Exercise instructions - Which lines hold the word "color"? Show each of them.

Extracted records -
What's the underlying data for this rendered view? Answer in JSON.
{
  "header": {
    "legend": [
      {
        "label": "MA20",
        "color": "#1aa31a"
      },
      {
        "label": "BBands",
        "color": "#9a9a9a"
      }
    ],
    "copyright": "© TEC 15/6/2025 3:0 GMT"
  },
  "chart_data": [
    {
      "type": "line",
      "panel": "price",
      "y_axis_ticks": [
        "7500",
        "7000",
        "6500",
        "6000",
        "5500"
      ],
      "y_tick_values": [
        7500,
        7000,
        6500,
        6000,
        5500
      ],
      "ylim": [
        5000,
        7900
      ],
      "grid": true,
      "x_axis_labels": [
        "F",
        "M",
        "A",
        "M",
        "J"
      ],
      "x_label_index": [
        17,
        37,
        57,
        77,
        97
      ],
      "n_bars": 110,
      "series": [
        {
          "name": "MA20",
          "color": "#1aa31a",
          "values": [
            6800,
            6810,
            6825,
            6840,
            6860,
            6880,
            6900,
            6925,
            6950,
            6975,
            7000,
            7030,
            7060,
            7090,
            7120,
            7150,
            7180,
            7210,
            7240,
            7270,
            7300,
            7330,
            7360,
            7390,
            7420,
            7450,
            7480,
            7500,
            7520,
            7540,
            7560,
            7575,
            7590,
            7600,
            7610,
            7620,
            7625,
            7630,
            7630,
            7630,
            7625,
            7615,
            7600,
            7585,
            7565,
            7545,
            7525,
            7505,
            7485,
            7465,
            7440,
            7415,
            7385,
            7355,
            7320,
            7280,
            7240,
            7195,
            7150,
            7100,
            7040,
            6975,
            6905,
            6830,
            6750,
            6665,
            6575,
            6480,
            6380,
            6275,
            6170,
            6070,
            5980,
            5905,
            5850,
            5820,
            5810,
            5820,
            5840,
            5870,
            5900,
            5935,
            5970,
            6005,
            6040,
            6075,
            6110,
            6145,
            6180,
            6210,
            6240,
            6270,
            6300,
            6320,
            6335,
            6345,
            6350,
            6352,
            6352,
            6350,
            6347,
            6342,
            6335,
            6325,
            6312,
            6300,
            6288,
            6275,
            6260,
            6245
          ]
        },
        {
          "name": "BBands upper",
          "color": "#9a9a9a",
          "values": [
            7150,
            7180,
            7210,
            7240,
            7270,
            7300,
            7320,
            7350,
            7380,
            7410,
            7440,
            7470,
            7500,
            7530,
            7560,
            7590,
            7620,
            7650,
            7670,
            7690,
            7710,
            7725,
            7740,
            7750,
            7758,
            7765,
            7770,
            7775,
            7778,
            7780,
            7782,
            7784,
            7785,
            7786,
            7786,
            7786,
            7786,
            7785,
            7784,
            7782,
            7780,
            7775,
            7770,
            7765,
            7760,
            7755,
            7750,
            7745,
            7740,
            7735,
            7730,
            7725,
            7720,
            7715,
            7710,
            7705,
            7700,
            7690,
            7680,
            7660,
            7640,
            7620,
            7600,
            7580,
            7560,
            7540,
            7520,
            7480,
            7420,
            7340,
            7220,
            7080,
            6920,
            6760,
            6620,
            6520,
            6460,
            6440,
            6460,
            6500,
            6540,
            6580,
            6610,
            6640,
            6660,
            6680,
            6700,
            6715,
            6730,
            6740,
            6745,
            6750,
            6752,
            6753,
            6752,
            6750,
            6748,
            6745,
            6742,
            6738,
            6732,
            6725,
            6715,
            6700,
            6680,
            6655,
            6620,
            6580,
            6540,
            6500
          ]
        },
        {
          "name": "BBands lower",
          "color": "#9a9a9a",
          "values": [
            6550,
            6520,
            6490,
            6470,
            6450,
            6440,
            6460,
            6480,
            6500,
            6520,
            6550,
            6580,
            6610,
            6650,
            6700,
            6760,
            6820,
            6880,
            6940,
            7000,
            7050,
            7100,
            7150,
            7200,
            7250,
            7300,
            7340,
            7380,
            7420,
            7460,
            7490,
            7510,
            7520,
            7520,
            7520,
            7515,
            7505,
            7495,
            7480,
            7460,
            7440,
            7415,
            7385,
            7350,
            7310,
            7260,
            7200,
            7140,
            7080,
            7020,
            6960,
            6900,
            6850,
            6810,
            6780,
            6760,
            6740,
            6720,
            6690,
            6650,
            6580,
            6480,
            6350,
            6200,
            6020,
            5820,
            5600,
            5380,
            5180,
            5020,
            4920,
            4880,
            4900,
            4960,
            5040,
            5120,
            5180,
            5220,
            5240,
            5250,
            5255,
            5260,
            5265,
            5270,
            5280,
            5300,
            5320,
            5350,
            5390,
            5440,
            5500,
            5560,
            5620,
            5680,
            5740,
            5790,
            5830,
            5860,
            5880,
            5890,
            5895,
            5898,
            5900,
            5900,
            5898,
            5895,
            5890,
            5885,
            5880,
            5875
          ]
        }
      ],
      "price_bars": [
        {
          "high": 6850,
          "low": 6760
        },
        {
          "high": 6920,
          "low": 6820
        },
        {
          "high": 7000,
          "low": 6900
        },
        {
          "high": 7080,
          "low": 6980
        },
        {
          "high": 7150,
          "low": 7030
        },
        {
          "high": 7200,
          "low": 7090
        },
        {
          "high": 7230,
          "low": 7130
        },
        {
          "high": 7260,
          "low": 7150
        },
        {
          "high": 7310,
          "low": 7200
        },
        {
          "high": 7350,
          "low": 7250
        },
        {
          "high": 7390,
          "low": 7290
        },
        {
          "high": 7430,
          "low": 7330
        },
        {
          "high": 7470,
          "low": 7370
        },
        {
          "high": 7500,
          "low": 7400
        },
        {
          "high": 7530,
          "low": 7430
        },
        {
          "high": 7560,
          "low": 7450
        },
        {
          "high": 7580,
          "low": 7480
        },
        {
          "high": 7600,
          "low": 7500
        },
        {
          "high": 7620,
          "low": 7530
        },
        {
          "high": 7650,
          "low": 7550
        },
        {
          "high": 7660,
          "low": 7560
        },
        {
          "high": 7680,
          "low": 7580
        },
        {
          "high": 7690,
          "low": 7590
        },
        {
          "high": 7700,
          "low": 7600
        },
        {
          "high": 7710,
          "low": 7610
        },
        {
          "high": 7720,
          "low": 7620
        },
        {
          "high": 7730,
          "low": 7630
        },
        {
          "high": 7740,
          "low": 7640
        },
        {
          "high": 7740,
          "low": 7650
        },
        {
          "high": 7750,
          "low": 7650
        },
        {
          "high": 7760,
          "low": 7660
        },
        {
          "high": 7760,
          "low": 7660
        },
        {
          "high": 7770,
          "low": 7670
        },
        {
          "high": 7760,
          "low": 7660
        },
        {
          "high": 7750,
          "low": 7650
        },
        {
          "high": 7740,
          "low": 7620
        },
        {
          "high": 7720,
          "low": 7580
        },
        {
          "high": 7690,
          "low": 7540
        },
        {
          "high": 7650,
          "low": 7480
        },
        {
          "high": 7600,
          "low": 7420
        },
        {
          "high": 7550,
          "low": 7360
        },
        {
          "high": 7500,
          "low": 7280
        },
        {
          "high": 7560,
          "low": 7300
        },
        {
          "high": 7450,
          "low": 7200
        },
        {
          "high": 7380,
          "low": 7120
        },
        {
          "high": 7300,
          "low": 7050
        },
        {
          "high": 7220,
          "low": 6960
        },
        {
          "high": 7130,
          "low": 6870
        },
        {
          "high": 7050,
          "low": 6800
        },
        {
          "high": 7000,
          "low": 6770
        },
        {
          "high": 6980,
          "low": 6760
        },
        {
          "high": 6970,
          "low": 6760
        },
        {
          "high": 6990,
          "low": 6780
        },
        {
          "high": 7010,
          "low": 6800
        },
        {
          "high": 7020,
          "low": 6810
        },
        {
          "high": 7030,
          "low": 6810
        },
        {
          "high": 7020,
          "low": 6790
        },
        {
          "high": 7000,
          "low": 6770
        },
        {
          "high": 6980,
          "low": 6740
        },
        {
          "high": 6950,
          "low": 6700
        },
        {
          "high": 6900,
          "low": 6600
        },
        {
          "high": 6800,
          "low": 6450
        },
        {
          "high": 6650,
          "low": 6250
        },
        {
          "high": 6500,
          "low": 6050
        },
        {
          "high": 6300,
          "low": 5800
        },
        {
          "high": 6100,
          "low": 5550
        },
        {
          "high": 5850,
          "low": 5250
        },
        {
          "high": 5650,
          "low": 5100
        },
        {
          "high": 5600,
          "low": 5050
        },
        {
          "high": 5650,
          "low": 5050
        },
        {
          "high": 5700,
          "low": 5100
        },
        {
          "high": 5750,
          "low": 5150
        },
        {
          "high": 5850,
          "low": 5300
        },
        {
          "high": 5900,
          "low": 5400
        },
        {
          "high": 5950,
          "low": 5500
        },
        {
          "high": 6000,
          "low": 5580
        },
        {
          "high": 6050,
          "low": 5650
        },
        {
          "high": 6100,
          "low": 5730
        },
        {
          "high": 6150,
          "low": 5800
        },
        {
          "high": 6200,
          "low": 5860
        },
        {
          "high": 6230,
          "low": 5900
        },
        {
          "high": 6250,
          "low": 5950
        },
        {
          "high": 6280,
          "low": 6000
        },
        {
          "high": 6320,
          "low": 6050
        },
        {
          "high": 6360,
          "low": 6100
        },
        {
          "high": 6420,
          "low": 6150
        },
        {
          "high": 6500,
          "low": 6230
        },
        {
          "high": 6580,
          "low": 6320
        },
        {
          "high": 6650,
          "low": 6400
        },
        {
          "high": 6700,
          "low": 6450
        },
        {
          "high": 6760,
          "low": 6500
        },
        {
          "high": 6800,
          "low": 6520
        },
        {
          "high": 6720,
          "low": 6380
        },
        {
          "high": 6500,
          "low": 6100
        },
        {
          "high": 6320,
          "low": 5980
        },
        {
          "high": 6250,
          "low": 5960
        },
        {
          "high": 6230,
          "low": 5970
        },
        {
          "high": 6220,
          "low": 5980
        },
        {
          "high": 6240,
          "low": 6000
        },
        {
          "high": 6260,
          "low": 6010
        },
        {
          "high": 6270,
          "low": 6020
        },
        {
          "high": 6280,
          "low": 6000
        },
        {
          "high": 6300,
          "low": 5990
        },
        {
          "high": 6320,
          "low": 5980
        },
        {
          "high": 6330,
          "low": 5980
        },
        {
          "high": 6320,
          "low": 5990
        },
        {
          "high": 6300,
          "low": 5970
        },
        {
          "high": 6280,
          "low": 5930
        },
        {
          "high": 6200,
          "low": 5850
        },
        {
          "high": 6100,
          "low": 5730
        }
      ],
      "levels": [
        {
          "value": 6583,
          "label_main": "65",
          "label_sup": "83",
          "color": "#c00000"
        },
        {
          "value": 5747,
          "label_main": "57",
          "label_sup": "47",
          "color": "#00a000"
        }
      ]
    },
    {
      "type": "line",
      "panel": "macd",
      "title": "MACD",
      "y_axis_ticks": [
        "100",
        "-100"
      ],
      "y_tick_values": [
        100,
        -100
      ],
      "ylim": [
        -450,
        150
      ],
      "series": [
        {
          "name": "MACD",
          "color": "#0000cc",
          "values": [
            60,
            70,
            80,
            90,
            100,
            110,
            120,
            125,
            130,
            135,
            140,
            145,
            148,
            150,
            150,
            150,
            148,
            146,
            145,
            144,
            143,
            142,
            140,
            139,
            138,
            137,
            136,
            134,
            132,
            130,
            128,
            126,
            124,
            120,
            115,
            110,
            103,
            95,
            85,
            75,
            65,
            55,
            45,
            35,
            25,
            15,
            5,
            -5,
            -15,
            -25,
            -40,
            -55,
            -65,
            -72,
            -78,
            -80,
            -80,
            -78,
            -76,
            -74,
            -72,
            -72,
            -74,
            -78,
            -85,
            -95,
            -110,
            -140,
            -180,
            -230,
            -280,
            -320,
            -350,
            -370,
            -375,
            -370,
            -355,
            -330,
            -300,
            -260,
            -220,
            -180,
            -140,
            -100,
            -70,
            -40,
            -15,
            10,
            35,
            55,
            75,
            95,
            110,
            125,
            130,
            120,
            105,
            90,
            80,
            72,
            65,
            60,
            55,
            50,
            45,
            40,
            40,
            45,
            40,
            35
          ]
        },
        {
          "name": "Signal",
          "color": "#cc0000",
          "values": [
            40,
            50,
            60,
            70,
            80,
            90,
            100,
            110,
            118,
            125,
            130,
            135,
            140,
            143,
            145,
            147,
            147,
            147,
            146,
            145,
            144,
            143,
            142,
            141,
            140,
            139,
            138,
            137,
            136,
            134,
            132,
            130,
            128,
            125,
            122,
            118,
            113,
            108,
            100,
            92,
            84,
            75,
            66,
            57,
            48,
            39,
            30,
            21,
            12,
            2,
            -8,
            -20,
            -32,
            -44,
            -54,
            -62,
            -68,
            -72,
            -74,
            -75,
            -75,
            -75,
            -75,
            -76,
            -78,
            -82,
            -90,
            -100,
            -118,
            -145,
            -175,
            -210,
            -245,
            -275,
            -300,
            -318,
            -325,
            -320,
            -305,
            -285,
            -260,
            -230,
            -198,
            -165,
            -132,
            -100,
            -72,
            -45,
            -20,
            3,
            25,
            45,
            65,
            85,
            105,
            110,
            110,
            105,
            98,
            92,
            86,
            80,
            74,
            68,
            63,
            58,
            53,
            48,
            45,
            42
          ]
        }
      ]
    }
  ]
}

Expected output -
        "color": "#1aa31a"
        "color": "#9a9a9a"
          "color": "#1aa31a",
          "color": "#9a9a9a",
          "color": "#9a9a9a",
          "color": "#c00000"
          "color": "#00a000"
          "color": "#0000cc",
          "color": "#cc0000",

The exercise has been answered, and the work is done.